-- Begin Data for this task --

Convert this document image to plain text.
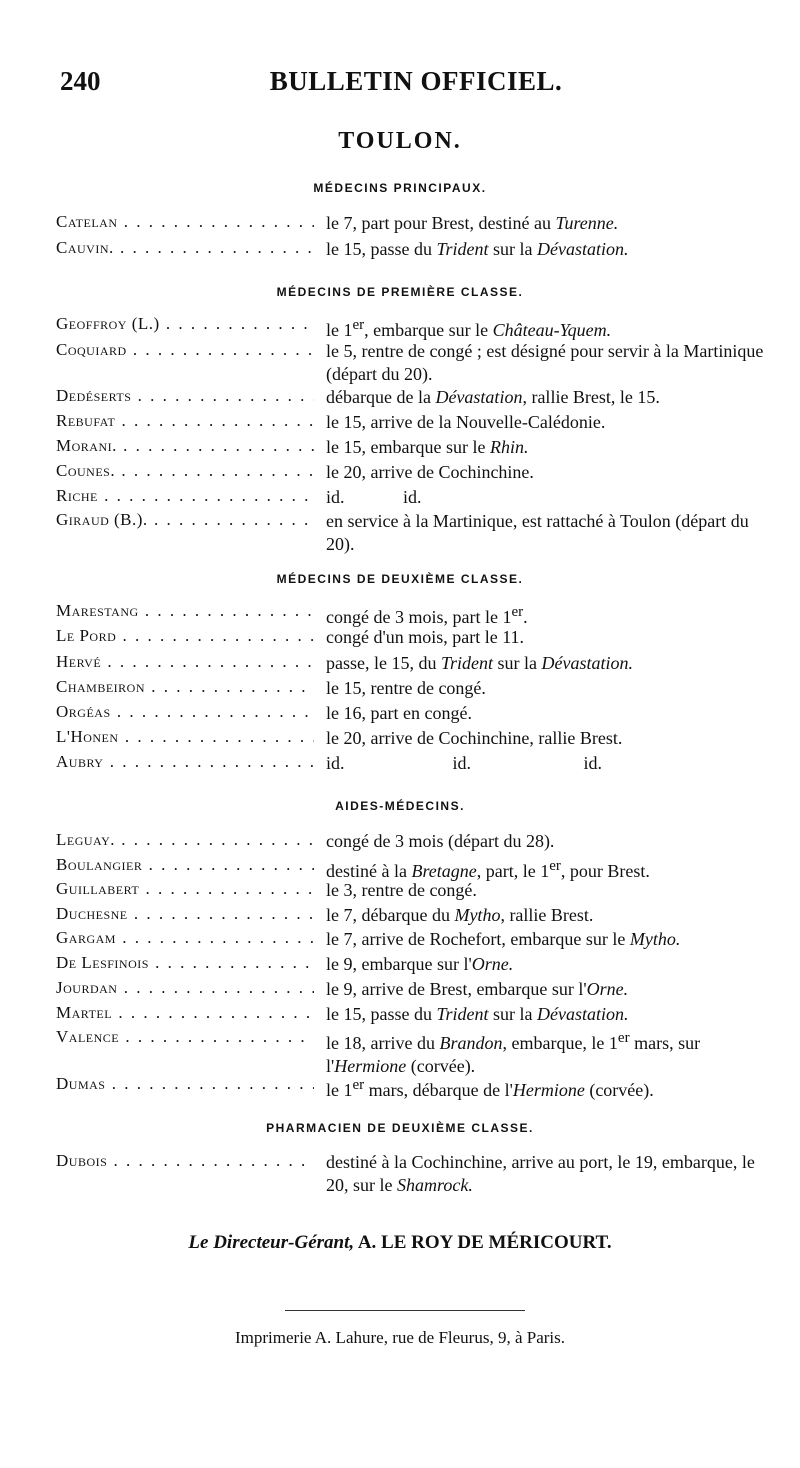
240	BULLETIN OFFICIEL.
TOULON.
MÉDECINS PRINCIPAUX.
Catelan . . .	le 7, part pour Brest, destiné au Turenne.
Cauvin. . . .	le 15, passe du Trident sur la Dévastation.
MÉDECINS DE PREMIÈRE CLASSE.
Geoffroy (L.) . . .	le 1er, embarque sur le Château-Yquem.
Coquiard . . .	le 5, rentre de congé ; est désigné pour servir à la Martinique (départ du 20).
Dedéserts . . .	débarque de la Dévastation, rallie Brest, le 15.
Rebufat . . .	le 15, arrive de la Nouvelle-Calédonie.
Morani. . . .	le 15, embarque sur le Rhin.
Counes. . . .	le 20, arrive de Cochinchine.
Riche . . .	id.             id.
Giraud (B.). . . .	en service à la Martinique, est rattaché à Toulon (départ du 20).
MÉDECINS DE DEUXIÈME CLASSE.
Marestang . . .	congé de 3 mois, part le 1er.
Le Pord . . .	congé d'un mois, part le 11.
Hervé . . .	passe, le 15, du Trident sur la Dévastation.
Chambeiron . . .	le 15, rentre de congé.
Orgéas . . .	le 16, part en congé.
L'Honen . . .	le 20, arrive de Cochinchine, rallie Brest.
Aubry . . .	id.                        id.                         id.
AIDES-MÉDECINS.
Leguay. . . .	congé de 3 mois (départ du 28).
Boulangier . . .	destiné à la Bretagne, part, le 1er, pour Brest.
Guillabert . . .	le 3, rentre de congé.
Duchesne . . .	le 7, débarque du Mytho, rallie Brest.
Gargam . . .	le 7, arrive de Rochefort, embarque sur le Mytho.
De Lesfinois . . .	le 9, embarque sur l'Orne.
Jourdan . . .	le 9, arrive de Brest, embarque sur l'Orne.
Martel . . .	le 15, passe du Trident sur la Dévastation.
Valence . . .	le 18, arrive du Brandon, embarque, le 1er mars, sur l'Hermione (corvée).
Dumas . . .	le 1er mars, débarque de l'Hermione (corvée).
PHARMACIEN DE DEUXIÈME CLASSE.
Dubois . . .	destiné à la Cochinchine, arrive au port, le 19, embarque, le 20, sur le Shamrock.
Le Directeur-Gérant, A. LE ROY DE MÉRICOURT.
Imprimerie A. Lahure, rue de Fleurus, 9, à Paris.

-- End Data for this task --

**Short exercise:**
Repeat each entry exactly as given; no pictures belong in the copy.

**Task answer:**
Convert this document image to plain text.
240	BULLETIN OFFICIEL.
TOULON.
MÉDECINS PRINCIPAUX.
Catelan . . .	le 7, part pour Brest, destiné au Turenne.
Cauvin. . . .	le 15, passe du Trident sur la Dévastation.
MÉDECINS DE PREMIÈRE CLASSE.
Geoffroy (L.) . . .	le 1er, embarque sur le Château-Yquem.
Coquiard . . .	le 5, rentre de congé ; est désigné pour servir à la Martinique (départ du 20).
Dedéserts . . .	débarque de la Dévastation, rallie Brest, le 15.
Rebufat . . .	le 15, arrive de la Nouvelle-Calédonie.
Morani. . . .	le 15, embarque sur le Rhin.
Counes. . . .	le 20, arrive de Cochinchine.
Riche . . .	id.             id.
Giraud (B.). . . .	en service à la Martinique, est rattaché à Toulon (départ du 20).
MÉDECINS DE DEUXIÈME CLASSE.
Marestang . . .	congé de 3 mois, part le 1er.
Le Pord . . .	congé d'un mois, part le 11.
Hervé . . .	passe, le 15, du Trident sur la Dévastation.
Chambeiron . . .	le 15, rentre de congé.
Orgéas . . .	le 16, part en congé.
L'Honen . . .	le 20, arrive de Cochinchine, rallie Brest.
Aubry . . .	id.                        id.                         id.
AIDES-MÉDECINS.
Leguay. . . .	congé de 3 mois (départ du 28).
Boulangier . . .	destiné à la Bretagne, part, le 1er, pour Brest.
Guillabert . . .	le 3, rentre de congé.
Duchesne . . .	le 7, débarque du Mytho, rallie Brest.
Gargam . . .	le 7, arrive de Rochefort, embarque sur le Mytho.
De Lesfinois . . .	le 9, embarque sur l'Orne.
Jourdan . . .	le 9, arrive de Brest, embarque sur l'Orne.
Martel . . .	le 15, passe du Trident sur la Dévastation.
Valence . . .	le 18, arrive du Brandon, embarque, le 1er mars, sur l'Hermione (corvée).
Dumas . . .	le 1er mars, débarque de l'Hermione (corvée).
PHARMACIEN DE DEUXIÈME CLASSE.
Dubois . . .	destiné à la Cochinchine, arrive au port, le 19, embarque, le 20, sur le Shamrock.
Le Directeur-Gérant, A. LE ROY DE MÉRICOURT.
Imprimerie A. Lahure, rue de Fleurus, 9, à Paris.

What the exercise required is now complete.